▶ [Recorded information]
_____
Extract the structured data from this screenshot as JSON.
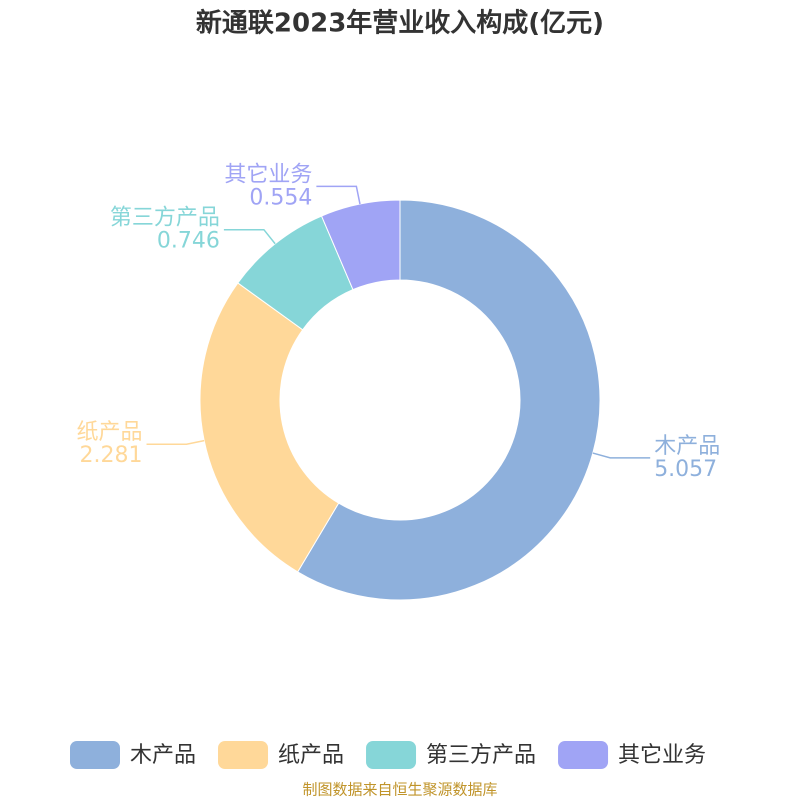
{
  "chart_data": {
    "type": "donut",
    "title": "新通联2023年营业收入构成(亿元)",
    "categories": [
      "木产品",
      "纸产品",
      "第三方产品",
      "其它业务"
    ],
    "values": [
      5.057,
      2.281,
      0.746,
      0.554
    ],
    "colors": [
      "#8eb0dc",
      "#ffd899",
      "#86d6d8",
      "#a0a4f5"
    ],
    "legend": "bottom",
    "source": "制图数据来自恒生聚源数据库"
  }
}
_____
Print the complete listing exactly as it stands, without its pictures.

Extract the structured data from this screenshot as JSON.
{
  "chart_data": {
    "type": "donut",
    "title": "新通联2023年营业收入构成(亿元)",
    "categories": [
      "木产品",
      "纸产品",
      "第三方产品",
      "其它业务"
    ],
    "values": [
      5.057,
      2.281,
      0.746,
      0.554
    ],
    "colors": [
      "#8eb0dc",
      "#ffd899",
      "#86d6d8",
      "#a0a4f5"
    ],
    "legend": "bottom",
    "source": "制图数据来自恒生聚源数据库"
  }
}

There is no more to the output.